AIM OF THE TASK
Return each line holding the string "properly".

ENTRIES SHOWN
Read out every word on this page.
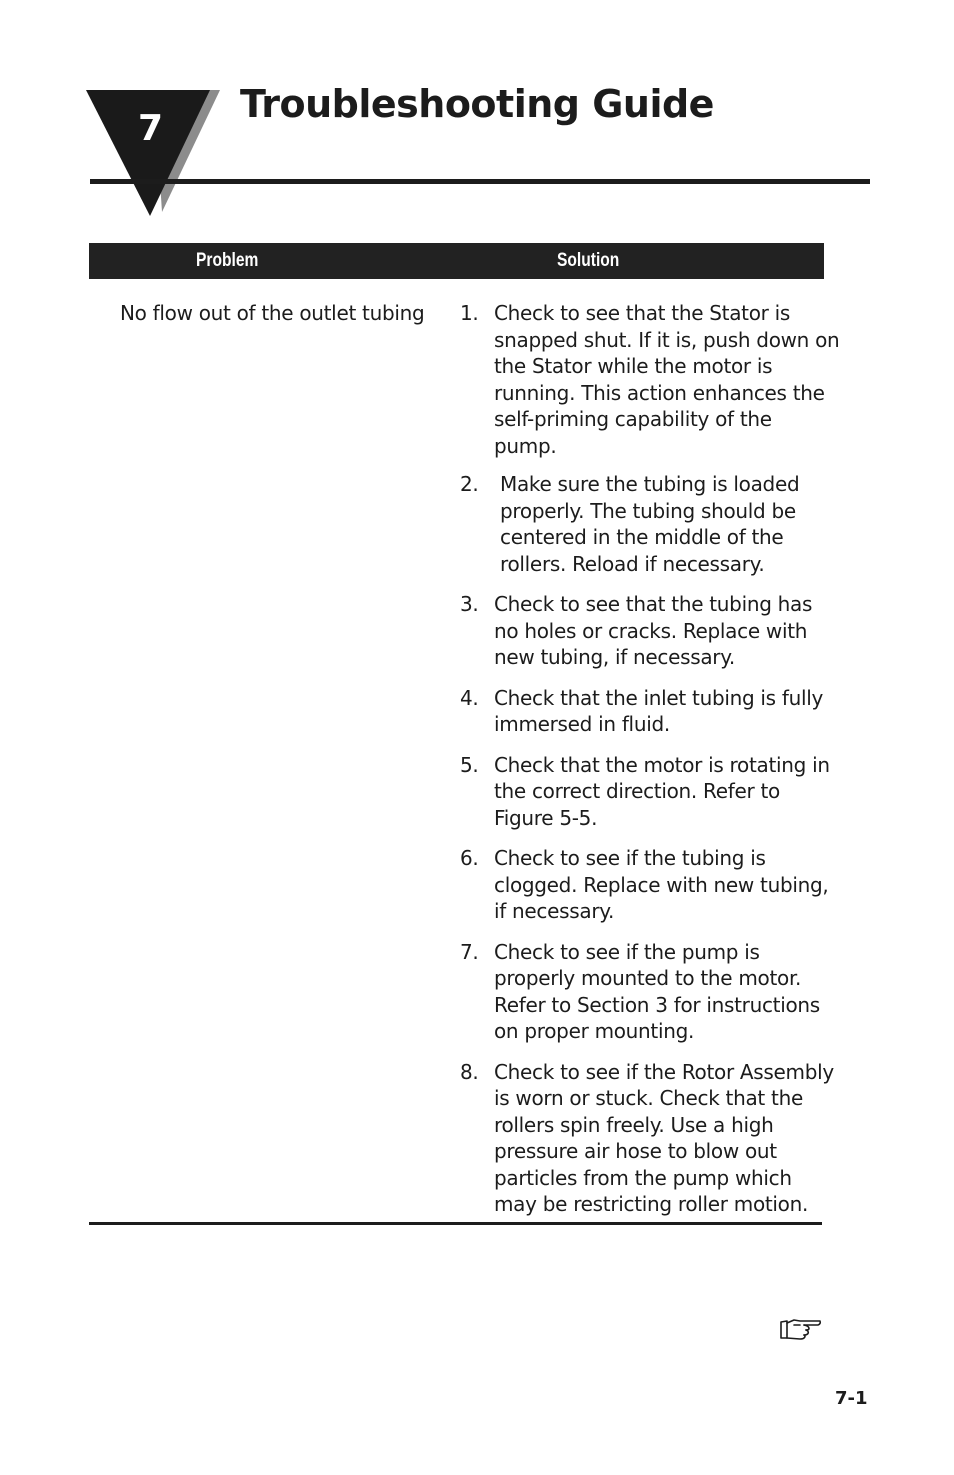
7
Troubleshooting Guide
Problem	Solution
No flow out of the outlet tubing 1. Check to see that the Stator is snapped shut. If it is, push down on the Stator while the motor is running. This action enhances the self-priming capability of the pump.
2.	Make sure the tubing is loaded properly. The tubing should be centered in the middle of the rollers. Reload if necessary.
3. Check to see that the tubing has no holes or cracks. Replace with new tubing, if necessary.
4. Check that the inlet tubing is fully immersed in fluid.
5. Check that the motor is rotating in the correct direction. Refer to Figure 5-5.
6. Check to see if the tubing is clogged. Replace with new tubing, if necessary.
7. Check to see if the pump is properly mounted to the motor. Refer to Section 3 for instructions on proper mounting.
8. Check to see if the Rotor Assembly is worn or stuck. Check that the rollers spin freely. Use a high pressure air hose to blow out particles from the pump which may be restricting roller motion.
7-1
---
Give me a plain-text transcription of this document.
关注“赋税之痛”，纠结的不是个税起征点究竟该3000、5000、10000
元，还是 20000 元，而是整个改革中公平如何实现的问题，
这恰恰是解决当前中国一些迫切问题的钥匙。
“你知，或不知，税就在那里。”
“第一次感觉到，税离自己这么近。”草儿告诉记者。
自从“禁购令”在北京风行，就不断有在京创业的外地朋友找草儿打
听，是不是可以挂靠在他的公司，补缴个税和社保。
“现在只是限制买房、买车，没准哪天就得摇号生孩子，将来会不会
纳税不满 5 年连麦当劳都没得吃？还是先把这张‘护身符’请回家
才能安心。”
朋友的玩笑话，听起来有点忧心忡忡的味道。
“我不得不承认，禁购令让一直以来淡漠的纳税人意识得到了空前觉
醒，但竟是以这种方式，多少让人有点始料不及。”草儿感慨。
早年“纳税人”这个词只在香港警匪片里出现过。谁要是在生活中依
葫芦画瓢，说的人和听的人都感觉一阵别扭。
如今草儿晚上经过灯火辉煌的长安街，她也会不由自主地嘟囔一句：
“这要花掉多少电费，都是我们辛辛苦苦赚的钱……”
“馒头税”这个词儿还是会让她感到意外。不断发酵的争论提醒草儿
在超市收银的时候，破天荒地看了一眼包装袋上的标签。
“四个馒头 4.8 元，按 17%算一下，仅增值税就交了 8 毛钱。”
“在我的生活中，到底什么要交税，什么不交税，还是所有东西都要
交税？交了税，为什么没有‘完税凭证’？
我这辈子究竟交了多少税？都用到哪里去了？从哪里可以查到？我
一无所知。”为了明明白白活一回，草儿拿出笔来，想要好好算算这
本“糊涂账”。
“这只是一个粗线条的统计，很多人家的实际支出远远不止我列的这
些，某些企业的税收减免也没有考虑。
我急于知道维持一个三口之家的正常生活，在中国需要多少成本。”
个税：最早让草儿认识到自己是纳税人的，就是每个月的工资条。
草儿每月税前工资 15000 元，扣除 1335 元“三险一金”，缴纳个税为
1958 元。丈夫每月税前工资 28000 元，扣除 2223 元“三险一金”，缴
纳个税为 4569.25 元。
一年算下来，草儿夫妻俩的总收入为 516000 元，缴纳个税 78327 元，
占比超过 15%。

SOLUTION TO THE PROBLEM
2.	Make sure the tubing is loaded properly. The tubing should be centered in the middle of the rollers. Reload if necessary.
7. Check to see if the pump is properly mounted to the motor. Refer to Section 3 for instructions on proper mounting.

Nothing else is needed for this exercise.